■ GIVEN RECORDS ■
* * *
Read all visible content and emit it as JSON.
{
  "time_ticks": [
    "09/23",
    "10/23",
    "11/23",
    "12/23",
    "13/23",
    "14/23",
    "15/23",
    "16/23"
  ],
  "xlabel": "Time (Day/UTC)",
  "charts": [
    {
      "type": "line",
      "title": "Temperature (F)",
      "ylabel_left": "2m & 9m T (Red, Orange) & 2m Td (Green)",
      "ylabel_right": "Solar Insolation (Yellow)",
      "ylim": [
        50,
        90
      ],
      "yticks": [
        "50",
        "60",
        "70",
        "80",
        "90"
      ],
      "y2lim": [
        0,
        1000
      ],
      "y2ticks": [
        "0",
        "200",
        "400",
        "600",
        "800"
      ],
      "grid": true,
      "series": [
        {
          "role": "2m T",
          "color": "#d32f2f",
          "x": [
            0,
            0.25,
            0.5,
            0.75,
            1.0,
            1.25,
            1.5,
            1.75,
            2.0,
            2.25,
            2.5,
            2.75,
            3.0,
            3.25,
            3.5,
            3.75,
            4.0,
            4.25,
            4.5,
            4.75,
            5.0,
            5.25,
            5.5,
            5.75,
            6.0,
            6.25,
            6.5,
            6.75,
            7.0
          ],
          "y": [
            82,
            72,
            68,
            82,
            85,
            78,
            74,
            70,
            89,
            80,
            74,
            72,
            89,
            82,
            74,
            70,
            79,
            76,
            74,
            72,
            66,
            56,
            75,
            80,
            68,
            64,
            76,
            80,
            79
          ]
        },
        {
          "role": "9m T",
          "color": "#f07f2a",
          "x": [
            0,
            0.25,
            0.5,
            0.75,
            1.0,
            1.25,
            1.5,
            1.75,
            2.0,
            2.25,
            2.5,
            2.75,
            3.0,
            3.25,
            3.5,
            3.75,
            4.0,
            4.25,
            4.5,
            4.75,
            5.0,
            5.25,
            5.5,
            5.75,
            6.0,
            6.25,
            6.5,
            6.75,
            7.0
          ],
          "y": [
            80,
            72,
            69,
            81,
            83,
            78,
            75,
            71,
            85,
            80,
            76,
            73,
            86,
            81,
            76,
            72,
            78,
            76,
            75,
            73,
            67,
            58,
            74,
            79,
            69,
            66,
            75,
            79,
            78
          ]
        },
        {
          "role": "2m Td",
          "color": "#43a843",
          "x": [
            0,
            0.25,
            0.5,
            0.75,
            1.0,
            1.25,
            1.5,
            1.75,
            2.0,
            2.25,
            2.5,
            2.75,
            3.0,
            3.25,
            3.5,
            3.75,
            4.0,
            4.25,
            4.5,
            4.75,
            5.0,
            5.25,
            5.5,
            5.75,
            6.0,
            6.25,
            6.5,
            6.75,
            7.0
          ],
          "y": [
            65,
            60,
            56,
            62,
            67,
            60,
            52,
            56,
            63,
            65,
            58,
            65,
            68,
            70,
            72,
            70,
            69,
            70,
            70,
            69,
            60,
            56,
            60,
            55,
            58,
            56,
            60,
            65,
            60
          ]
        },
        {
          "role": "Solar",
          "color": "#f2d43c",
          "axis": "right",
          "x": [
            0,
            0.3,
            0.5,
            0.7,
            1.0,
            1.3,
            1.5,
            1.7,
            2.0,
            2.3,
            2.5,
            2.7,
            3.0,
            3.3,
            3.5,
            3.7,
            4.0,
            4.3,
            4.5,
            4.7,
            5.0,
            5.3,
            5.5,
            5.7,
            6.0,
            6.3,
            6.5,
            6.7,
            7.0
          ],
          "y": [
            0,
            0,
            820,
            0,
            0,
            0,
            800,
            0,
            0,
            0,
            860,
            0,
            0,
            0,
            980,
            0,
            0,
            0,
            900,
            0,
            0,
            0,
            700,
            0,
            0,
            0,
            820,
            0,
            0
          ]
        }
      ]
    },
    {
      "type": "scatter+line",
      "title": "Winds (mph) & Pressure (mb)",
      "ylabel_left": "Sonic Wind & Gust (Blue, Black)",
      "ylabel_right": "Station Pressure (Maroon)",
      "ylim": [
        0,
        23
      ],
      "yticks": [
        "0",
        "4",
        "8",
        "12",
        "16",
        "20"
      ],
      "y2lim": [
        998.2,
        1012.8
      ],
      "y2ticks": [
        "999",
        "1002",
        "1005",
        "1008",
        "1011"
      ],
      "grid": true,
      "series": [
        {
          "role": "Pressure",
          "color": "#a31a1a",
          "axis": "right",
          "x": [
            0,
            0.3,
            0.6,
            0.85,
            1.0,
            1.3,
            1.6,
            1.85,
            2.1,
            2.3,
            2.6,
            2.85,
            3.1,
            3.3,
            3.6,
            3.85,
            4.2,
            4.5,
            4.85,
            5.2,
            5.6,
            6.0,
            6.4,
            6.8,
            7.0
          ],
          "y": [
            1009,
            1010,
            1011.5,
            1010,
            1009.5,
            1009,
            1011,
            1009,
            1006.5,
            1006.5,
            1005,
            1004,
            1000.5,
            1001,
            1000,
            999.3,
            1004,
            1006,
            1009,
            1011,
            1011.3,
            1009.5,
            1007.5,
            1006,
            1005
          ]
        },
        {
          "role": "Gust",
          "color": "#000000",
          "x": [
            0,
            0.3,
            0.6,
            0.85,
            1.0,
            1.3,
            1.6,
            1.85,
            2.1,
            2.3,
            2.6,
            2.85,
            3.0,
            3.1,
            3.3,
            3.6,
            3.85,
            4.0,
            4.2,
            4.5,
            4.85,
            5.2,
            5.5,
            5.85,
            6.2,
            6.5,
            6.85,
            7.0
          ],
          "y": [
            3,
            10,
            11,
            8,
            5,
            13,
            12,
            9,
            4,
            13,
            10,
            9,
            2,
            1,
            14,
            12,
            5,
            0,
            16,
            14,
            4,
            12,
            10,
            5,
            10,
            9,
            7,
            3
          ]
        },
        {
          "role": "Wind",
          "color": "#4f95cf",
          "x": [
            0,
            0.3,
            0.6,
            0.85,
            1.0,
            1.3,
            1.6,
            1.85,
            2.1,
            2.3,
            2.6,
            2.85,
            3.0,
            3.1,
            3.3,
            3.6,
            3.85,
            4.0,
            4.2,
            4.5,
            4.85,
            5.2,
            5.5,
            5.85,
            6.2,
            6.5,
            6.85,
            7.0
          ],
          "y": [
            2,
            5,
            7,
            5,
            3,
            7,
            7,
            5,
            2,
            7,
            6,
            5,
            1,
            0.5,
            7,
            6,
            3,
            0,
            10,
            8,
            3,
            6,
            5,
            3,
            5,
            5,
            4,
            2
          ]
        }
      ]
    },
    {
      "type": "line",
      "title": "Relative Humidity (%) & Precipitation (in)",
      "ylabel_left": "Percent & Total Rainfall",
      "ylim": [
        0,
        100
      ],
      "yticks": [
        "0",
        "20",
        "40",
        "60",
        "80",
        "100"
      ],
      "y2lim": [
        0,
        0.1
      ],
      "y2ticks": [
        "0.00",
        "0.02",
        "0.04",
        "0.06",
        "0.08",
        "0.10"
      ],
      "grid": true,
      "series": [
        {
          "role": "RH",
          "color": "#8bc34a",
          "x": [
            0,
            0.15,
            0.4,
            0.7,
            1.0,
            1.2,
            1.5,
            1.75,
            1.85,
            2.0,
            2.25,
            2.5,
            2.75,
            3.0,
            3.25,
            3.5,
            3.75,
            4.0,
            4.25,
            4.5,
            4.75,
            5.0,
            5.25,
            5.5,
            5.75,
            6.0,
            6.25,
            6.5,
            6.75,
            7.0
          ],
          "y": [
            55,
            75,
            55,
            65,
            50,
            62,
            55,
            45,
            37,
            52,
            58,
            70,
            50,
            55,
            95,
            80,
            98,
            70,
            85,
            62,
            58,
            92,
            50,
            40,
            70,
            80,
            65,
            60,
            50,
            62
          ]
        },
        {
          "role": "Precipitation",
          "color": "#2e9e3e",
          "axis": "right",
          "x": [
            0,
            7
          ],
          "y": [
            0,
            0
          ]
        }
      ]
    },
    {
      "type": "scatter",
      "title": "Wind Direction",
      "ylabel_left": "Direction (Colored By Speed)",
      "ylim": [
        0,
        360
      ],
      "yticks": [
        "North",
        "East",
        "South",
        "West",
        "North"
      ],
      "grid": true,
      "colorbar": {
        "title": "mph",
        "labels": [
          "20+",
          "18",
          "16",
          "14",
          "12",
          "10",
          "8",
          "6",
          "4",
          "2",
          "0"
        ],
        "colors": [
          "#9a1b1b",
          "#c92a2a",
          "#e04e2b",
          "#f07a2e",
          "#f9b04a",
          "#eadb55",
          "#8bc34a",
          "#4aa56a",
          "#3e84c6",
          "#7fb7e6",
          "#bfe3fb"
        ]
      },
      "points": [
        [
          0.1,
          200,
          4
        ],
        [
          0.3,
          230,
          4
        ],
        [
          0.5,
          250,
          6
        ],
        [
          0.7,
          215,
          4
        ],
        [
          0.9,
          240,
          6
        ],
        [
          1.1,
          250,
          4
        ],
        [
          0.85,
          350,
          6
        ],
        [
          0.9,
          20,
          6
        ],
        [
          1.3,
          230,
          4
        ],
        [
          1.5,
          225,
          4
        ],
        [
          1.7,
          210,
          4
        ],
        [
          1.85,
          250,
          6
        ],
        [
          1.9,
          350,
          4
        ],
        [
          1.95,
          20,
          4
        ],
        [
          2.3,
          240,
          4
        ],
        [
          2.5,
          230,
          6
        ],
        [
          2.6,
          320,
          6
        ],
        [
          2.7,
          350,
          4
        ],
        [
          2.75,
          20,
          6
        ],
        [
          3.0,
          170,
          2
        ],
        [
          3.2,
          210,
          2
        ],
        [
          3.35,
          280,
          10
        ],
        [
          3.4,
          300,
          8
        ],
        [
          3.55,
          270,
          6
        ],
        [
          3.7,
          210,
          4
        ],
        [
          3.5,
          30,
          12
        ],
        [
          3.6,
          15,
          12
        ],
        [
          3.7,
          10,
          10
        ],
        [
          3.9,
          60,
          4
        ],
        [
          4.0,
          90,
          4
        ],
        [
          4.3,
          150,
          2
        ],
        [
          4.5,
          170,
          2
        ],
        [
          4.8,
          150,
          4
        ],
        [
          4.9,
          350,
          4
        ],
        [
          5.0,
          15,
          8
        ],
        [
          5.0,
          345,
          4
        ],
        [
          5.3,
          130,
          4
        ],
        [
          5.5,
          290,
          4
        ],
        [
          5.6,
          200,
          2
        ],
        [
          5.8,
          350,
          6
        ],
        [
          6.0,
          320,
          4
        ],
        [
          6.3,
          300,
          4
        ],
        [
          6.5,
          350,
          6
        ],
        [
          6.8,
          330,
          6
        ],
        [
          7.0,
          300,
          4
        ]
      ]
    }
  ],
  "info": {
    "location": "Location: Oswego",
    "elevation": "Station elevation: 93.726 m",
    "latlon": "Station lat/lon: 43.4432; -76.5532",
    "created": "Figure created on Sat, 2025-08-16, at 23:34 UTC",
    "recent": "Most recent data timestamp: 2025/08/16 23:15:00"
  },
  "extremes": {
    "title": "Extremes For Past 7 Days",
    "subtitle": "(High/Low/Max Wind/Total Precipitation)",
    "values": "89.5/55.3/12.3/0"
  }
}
* * *
■ GOAL ■
Whenever "Direction" turns up in a line, pick that line out.

■ RESULT OF THIS EXERCISE ■
      "title": "Wind Direction",
      "ylabel_left": "Direction (Colored By Speed)",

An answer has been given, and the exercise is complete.